-- start of Data entries --

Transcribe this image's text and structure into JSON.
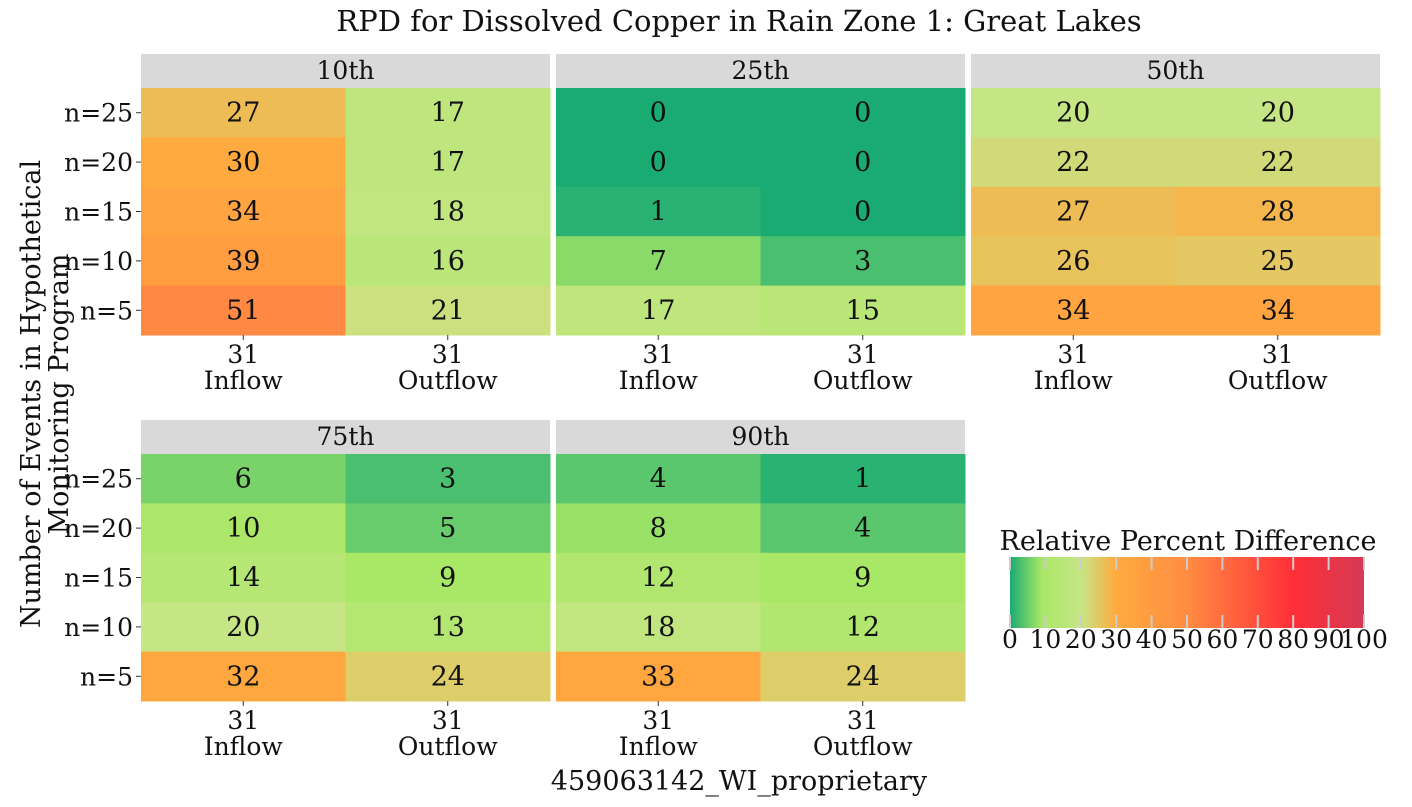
{
  "chart_data": {
    "type": "heatmap",
    "title": "RPD for Dissolved Copper in Rain Zone 1: Great Lakes",
    "xlabel": "459063142_WI_proprietary",
    "ylabel_line1": "Number of Events in Hypothetical",
    "ylabel_line2": "Monitoring Program",
    "x_categories": [
      {
        "count": "31",
        "name": "Inflow"
      },
      {
        "count": "31",
        "name": "Outflow"
      }
    ],
    "y_categories": [
      "n=25",
      "n=20",
      "n=15",
      "n=10",
      "n=5"
    ],
    "panels": [
      {
        "label": "10th",
        "values": [
          [
            27,
            17
          ],
          [
            30,
            17
          ],
          [
            34,
            18
          ],
          [
            39,
            16
          ],
          [
            51,
            21
          ]
        ]
      },
      {
        "label": "25th",
        "values": [
          [
            0,
            0
          ],
          [
            0,
            0
          ],
          [
            1,
            0
          ],
          [
            7,
            3
          ],
          [
            17,
            15
          ]
        ]
      },
      {
        "label": "50th",
        "values": [
          [
            20,
            20
          ],
          [
            22,
            22
          ],
          [
            27,
            28
          ],
          [
            26,
            25
          ],
          [
            34,
            34
          ]
        ]
      },
      {
        "label": "75th",
        "values": [
          [
            6,
            3
          ],
          [
            10,
            5
          ],
          [
            14,
            9
          ],
          [
            20,
            13
          ],
          [
            32,
            24
          ]
        ]
      },
      {
        "label": "90th",
        "values": [
          [
            4,
            1
          ],
          [
            8,
            4
          ],
          [
            12,
            9
          ],
          [
            18,
            12
          ],
          [
            33,
            24
          ]
        ]
      }
    ],
    "legend": {
      "title": "Relative Percent Difference",
      "ticks": [
        0,
        10,
        20,
        30,
        40,
        50,
        60,
        70,
        80,
        90,
        100
      ],
      "range": [
        0,
        100
      ]
    },
    "colors": {
      "scale": [
        "#1aab73",
        "#b5ea62",
        "#c6e686",
        "#ffaa3f",
        "#ff2e38",
        "#d43a55"
      ],
      "strip_background": "#d9d9d9"
    }
  }
}
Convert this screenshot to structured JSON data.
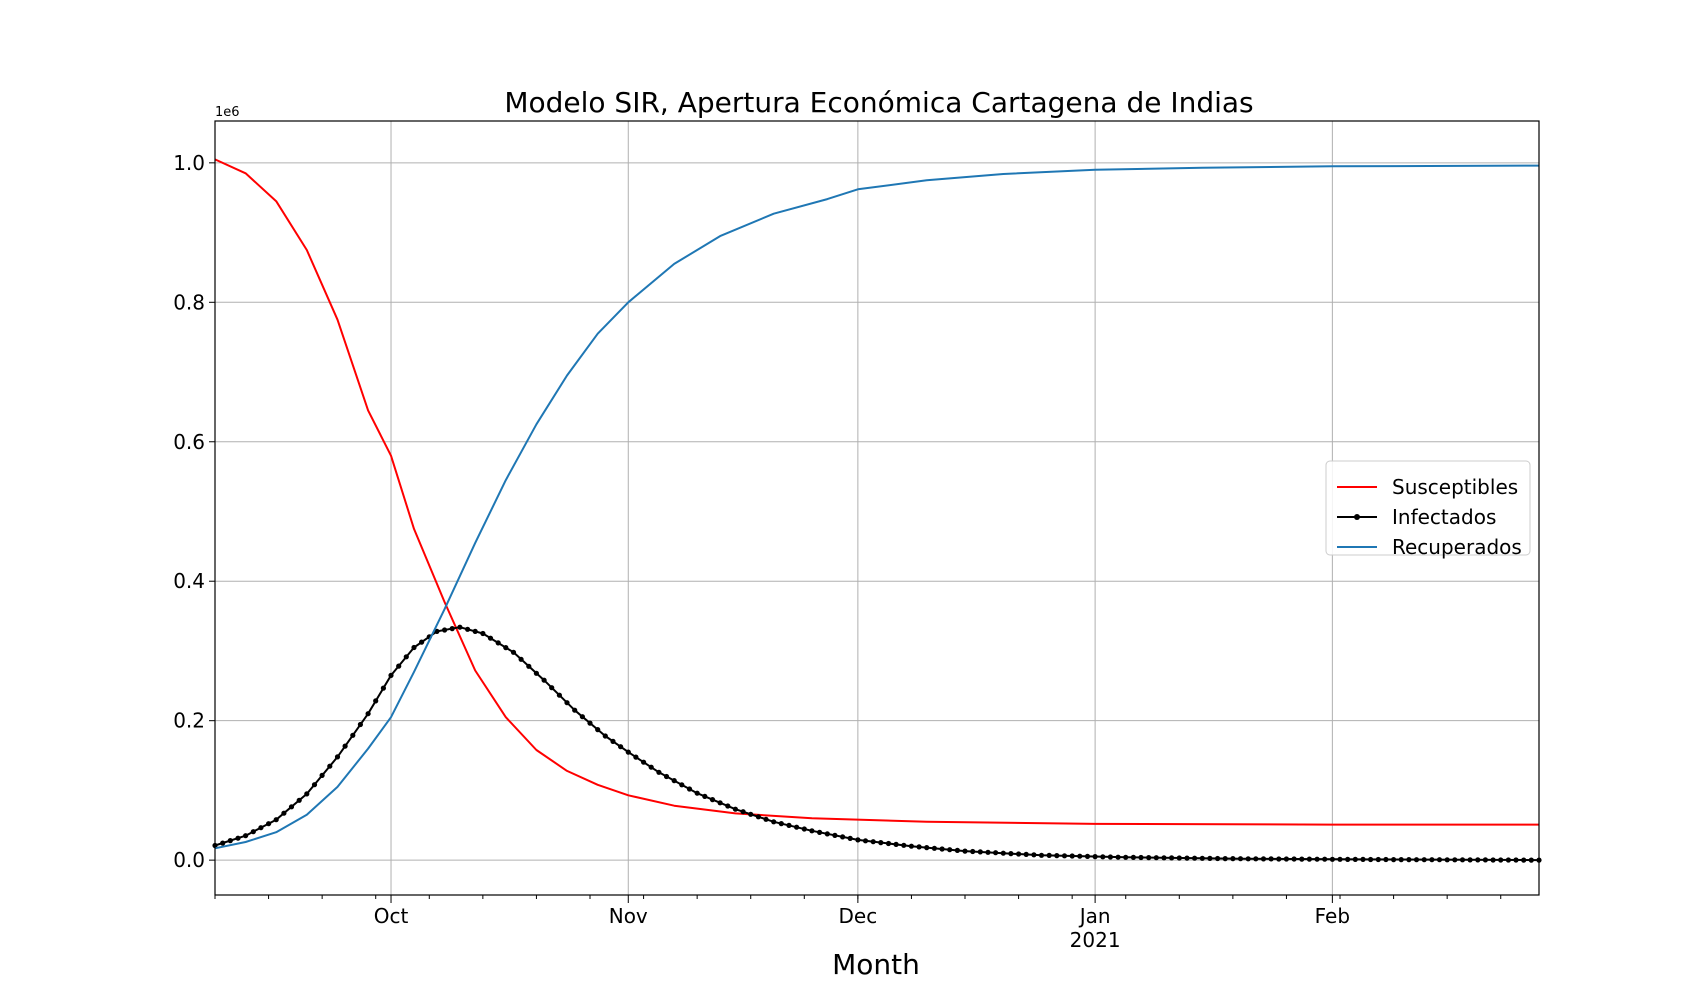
{
  "chart_data": {
    "type": "line",
    "title": "Modelo SIR, Apertura Económica Cartagena de Indias",
    "xlabel": "Month",
    "ylabel": "",
    "y_offset_label": "1e6",
    "x_start": "2020-09-08",
    "x_end": "2021-02-28",
    "ylim": [
      -0.05,
      1.06
    ],
    "grid": true,
    "legend_position": "center-right",
    "x_ticks": [
      {
        "date": "2020-10-01",
        "label": "Oct",
        "sublabel": ""
      },
      {
        "date": "2020-11-01",
        "label": "Nov",
        "sublabel": ""
      },
      {
        "date": "2020-12-01",
        "label": "Dec",
        "sublabel": ""
      },
      {
        "date": "2021-01-01",
        "label": "Jan",
        "sublabel": "2021"
      },
      {
        "date": "2021-02-01",
        "label": "Feb",
        "sublabel": ""
      }
    ],
    "y_ticks": [
      {
        "value": 0.0,
        "label": "0.0"
      },
      {
        "value": 0.2,
        "label": "0.2"
      },
      {
        "value": 0.4,
        "label": "0.4"
      },
      {
        "value": 0.6,
        "label": "0.6"
      },
      {
        "value": 0.8,
        "label": "0.8"
      },
      {
        "value": 1.0,
        "label": "1.0"
      }
    ],
    "series": [
      {
        "name": "Susceptibles",
        "color": "#ff0000",
        "marker": "none",
        "points": [
          [
            "2020-09-08",
            1.005
          ],
          [
            "2020-09-12",
            0.985
          ],
          [
            "2020-09-16",
            0.945
          ],
          [
            "2020-09-20",
            0.875
          ],
          [
            "2020-09-24",
            0.775
          ],
          [
            "2020-09-28",
            0.645
          ],
          [
            "2020-10-01",
            0.58
          ],
          [
            "2020-10-04",
            0.475
          ],
          [
            "2020-10-08",
            0.37
          ],
          [
            "2020-10-12",
            0.272
          ],
          [
            "2020-10-16",
            0.205
          ],
          [
            "2020-10-20",
            0.158
          ],
          [
            "2020-10-24",
            0.128
          ],
          [
            "2020-10-28",
            0.108
          ],
          [
            "2020-11-01",
            0.093
          ],
          [
            "2020-11-07",
            0.078
          ],
          [
            "2020-11-15",
            0.067
          ],
          [
            "2020-11-25",
            0.06
          ],
          [
            "2020-12-10",
            0.055
          ],
          [
            "2021-01-01",
            0.052
          ],
          [
            "2021-02-01",
            0.051
          ],
          [
            "2021-02-28",
            0.051
          ]
        ]
      },
      {
        "name": "Infectados",
        "color": "#000000",
        "marker": "dot",
        "points": [
          [
            "2020-09-08",
            0.021
          ],
          [
            "2020-09-12",
            0.035
          ],
          [
            "2020-09-16",
            0.058
          ],
          [
            "2020-09-20",
            0.095
          ],
          [
            "2020-09-24",
            0.148
          ],
          [
            "2020-09-28",
            0.21
          ],
          [
            "2020-10-01",
            0.265
          ],
          [
            "2020-10-04",
            0.305
          ],
          [
            "2020-10-07",
            0.328
          ],
          [
            "2020-10-10",
            0.334
          ],
          [
            "2020-10-13",
            0.325
          ],
          [
            "2020-10-17",
            0.298
          ],
          [
            "2020-10-21",
            0.258
          ],
          [
            "2020-10-25",
            0.215
          ],
          [
            "2020-10-29",
            0.178
          ],
          [
            "2020-11-01",
            0.155
          ],
          [
            "2020-11-05",
            0.126
          ],
          [
            "2020-11-10",
            0.096
          ],
          [
            "2020-11-15",
            0.073
          ],
          [
            "2020-11-20",
            0.055
          ],
          [
            "2020-11-25",
            0.042
          ],
          [
            "2020-12-01",
            0.029
          ],
          [
            "2020-12-08",
            0.02
          ],
          [
            "2020-12-15",
            0.013
          ],
          [
            "2020-12-25",
            0.007
          ],
          [
            "2021-01-05",
            0.004
          ],
          [
            "2021-01-20",
            0.002
          ],
          [
            "2021-02-05",
            0.001
          ],
          [
            "2021-02-28",
            0.0
          ]
        ]
      },
      {
        "name": "Recuperados",
        "color": "#1f77b4",
        "marker": "none",
        "points": [
          [
            "2020-09-08",
            0.017
          ],
          [
            "2020-09-12",
            0.026
          ],
          [
            "2020-09-16",
            0.04
          ],
          [
            "2020-09-20",
            0.065
          ],
          [
            "2020-09-24",
            0.105
          ],
          [
            "2020-09-28",
            0.16
          ],
          [
            "2020-10-01",
            0.205
          ],
          [
            "2020-10-04",
            0.27
          ],
          [
            "2020-10-08",
            0.36
          ],
          [
            "2020-10-12",
            0.455
          ],
          [
            "2020-10-16",
            0.545
          ],
          [
            "2020-10-20",
            0.625
          ],
          [
            "2020-10-24",
            0.695
          ],
          [
            "2020-10-28",
            0.755
          ],
          [
            "2020-11-01",
            0.8
          ],
          [
            "2020-11-07",
            0.855
          ],
          [
            "2020-11-13",
            0.895
          ],
          [
            "2020-11-20",
            0.927
          ],
          [
            "2020-11-27",
            0.948
          ],
          [
            "2020-12-01",
            0.962
          ],
          [
            "2020-12-10",
            0.975
          ],
          [
            "2020-12-20",
            0.984
          ],
          [
            "2021-01-01",
            0.99
          ],
          [
            "2021-01-15",
            0.993
          ],
          [
            "2021-02-01",
            0.995
          ],
          [
            "2021-02-28",
            0.996
          ]
        ]
      }
    ]
  }
}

-- end of Data entries --

* _Directive_: Reproduce the entries above word for word. Pictures stay out.

* _Task response_:
Transcribe this image's text and structure into JSON.
{
  "chart_data": {
    "type": "heatmap",
    "title": "RPD for Dissolved Copper in Rain Zone 1: Great Lakes",
    "xlabel": "459063142_WI_proprietary",
    "ylabel_line1": "Number of Events in Hypothetical",
    "ylabel_line2": "Monitoring Program",
    "x_categories": [
      {
        "count": "31",
        "name": "Inflow"
      },
      {
        "count": "31",
        "name": "Outflow"
      }
    ],
    "y_categories": [
      "n=25",
      "n=20",
      "n=15",
      "n=10",
      "n=5"
    ],
    "panels": [
      {
        "label": "10th",
        "values": [
          [
            27,
            17
          ],
          [
            30,
            17
          ],
          [
            34,
            18
          ],
          [
            39,
            16
          ],
          [
            51,
            21
          ]
        ]
      },
      {
        "label": "25th",
        "values": [
          [
            0,
            0
          ],
          [
            0,
            0
          ],
          [
            1,
            0
          ],
          [
            7,
            3
          ],
          [
            17,
            15
          ]
        ]
      },
      {
        "label": "50th",
        "values": [
          [
            20,
            20
          ],
          [
            22,
            22
          ],
          [
            27,
            28
          ],
          [
            26,
            25
          ],
          [
            34,
            34
          ]
        ]
      },
      {
        "label": "75th",
        "values": [
          [
            6,
            3
          ],
          [
            10,
            5
          ],
          [
            14,
            9
          ],
          [
            20,
            13
          ],
          [
            32,
            24
          ]
        ]
      },
      {
        "label": "90th",
        "values": [
          [
            4,
            1
          ],
          [
            8,
            4
          ],
          [
            12,
            9
          ],
          [
            18,
            12
          ],
          [
            33,
            24
          ]
        ]
      }
    ],
    "legend": {
      "title": "Relative Percent Difference",
      "ticks": [
        0,
        10,
        20,
        30,
        40,
        50,
        60,
        70,
        80,
        90,
        100
      ],
      "range": [
        0,
        100
      ]
    },
    "colors": {
      "scale": [
        "#1aab73",
        "#b5ea62",
        "#c6e686",
        "#ffaa3f",
        "#ff2e38",
        "#d43a55"
      ],
      "strip_background": "#d9d9d9"
    }
  }
}
Convert this screenshot to structured JSON data.
{
  "chart_data": {
    "type": "line",
    "title": "Modelo SIR, Apertura Económica Cartagena de Indias",
    "xlabel": "Month",
    "ylabel": "",
    "y_offset_label": "1e6",
    "x_start": "2020-09-08",
    "x_end": "2021-02-28",
    "ylim": [
      -0.05,
      1.06
    ],
    "grid": true,
    "legend_position": "center-right",
    "x_ticks": [
      {
        "date": "2020-10-01",
        "label": "Oct",
        "sublabel": ""
      },
      {
        "date": "2020-11-01",
        "label": "Nov",
        "sublabel": ""
      },
      {
        "date": "2020-12-01",
        "label": "Dec",
        "sublabel": ""
      },
      {
        "date": "2021-01-01",
        "label": "Jan",
        "sublabel": "2021"
      },
      {
        "date": "2021-02-01",
        "label": "Feb",
        "sublabel": ""
      }
    ],
    "y_ticks": [
      {
        "value": 0.0,
        "label": "0.0"
      },
      {
        "value": 0.2,
        "label": "0.2"
      },
      {
        "value": 0.4,
        "label": "0.4"
      },
      {
        "value": 0.6,
        "label": "0.6"
      },
      {
        "value": 0.8,
        "label": "0.8"
      },
      {
        "value": 1.0,
        "label": "1.0"
      }
    ],
    "series": [
      {
        "name": "Susceptibles",
        "color": "#ff0000",
        "marker": "none",
        "points": [
          [
            "2020-09-08",
            1.005
          ],
          [
            "2020-09-12",
            0.985
          ],
          [
            "2020-09-16",
            0.945
          ],
          [
            "2020-09-20",
            0.875
          ],
          [
            "2020-09-24",
            0.775
          ],
          [
            "2020-09-28",
            0.645
          ],
          [
            "2020-10-01",
            0.58
          ],
          [
            "2020-10-04",
            0.475
          ],
          [
            "2020-10-08",
            0.37
          ],
          [
            "2020-10-12",
            0.272
          ],
          [
            "2020-10-16",
            0.205
          ],
          [
            "2020-10-20",
            0.158
          ],
          [
            "2020-10-24",
            0.128
          ],
          [
            "2020-10-28",
            0.108
          ],
          [
            "2020-11-01",
            0.093
          ],
          [
            "2020-11-07",
            0.078
          ],
          [
            "2020-11-15",
            0.067
          ],
          [
            "2020-11-25",
            0.06
          ],
          [
            "2020-12-10",
            0.055
          ],
          [
            "2021-01-01",
            0.052
          ],
          [
            "2021-02-01",
            0.051
          ],
          [
            "2021-02-28",
            0.051
          ]
        ]
      },
      {
        "name": "Infectados",
        "color": "#000000",
        "marker": "dot",
        "points": [
          [
            "2020-09-08",
            0.021
          ],
          [
            "2020-09-12",
            0.035
          ],
          [
            "2020-09-16",
            0.058
          ],
          [
            "2020-09-20",
            0.095
          ],
          [
            "2020-09-24",
            0.148
          ],
          [
            "2020-09-28",
            0.21
          ],
          [
            "2020-10-01",
            0.265
          ],
          [
            "2020-10-04",
            0.305
          ],
          [
            "2020-10-07",
            0.328
          ],
          [
            "2020-10-10",
            0.334
          ],
          [
            "2020-10-13",
            0.325
          ],
          [
            "2020-10-17",
            0.298
          ],
          [
            "2020-10-21",
            0.258
          ],
          [
            "2020-10-25",
            0.215
          ],
          [
            "2020-10-29",
            0.178
          ],
          [
            "2020-11-01",
            0.155
          ],
          [
            "2020-11-05",
            0.126
          ],
          [
            "2020-11-10",
            0.096
          ],
          [
            "2020-11-15",
            0.073
          ],
          [
            "2020-11-20",
            0.055
          ],
          [
            "2020-11-25",
            0.042
          ],
          [
            "2020-12-01",
            0.029
          ],
          [
            "2020-12-08",
            0.02
          ],
          [
            "2020-12-15",
            0.013
          ],
          [
            "2020-12-25",
            0.007
          ],
          [
            "2021-01-05",
            0.004
          ],
          [
            "2021-01-20",
            0.002
          ],
          [
            "2021-02-05",
            0.001
          ],
          [
            "2021-02-28",
            0.0
          ]
        ]
      },
      {
        "name": "Recuperados",
        "color": "#1f77b4",
        "marker": "none",
        "points": [
          [
            "2020-09-08",
            0.017
          ],
          [
            "2020-09-12",
            0.026
          ],
          [
            "2020-09-16",
            0.04
          ],
          [
            "2020-09-20",
            0.065
          ],
          [
            "2020-09-24",
            0.105
          ],
          [
            "2020-09-28",
            0.16
          ],
          [
            "2020-10-01",
            0.205
          ],
          [
            "2020-10-04",
            0.27
          ],
          [
            "2020-10-08",
            0.36
          ],
          [
            "2020-10-12",
            0.455
          ],
          [
            "2020-10-16",
            0.545
          ],
          [
            "2020-10-20",
            0.625
          ],
          [
            "2020-10-24",
            0.695
          ],
          [
            "2020-10-28",
            0.755
          ],
          [
            "2020-11-01",
            0.8
          ],
          [
            "2020-11-07",
            0.855
          ],
          [
            "2020-11-13",
            0.895
          ],
          [
            "2020-11-20",
            0.927
          ],
          [
            "2020-11-27",
            0.948
          ],
          [
            "2020-12-01",
            0.962
          ],
          [
            "2020-12-10",
            0.975
          ],
          [
            "2020-12-20",
            0.984
          ],
          [
            "2021-01-01",
            0.99
          ],
          [
            "2021-01-15",
            0.993
          ],
          [
            "2021-02-01",
            0.995
          ],
          [
            "2021-02-28",
            0.996
          ]
        ]
      }
    ]
  }
}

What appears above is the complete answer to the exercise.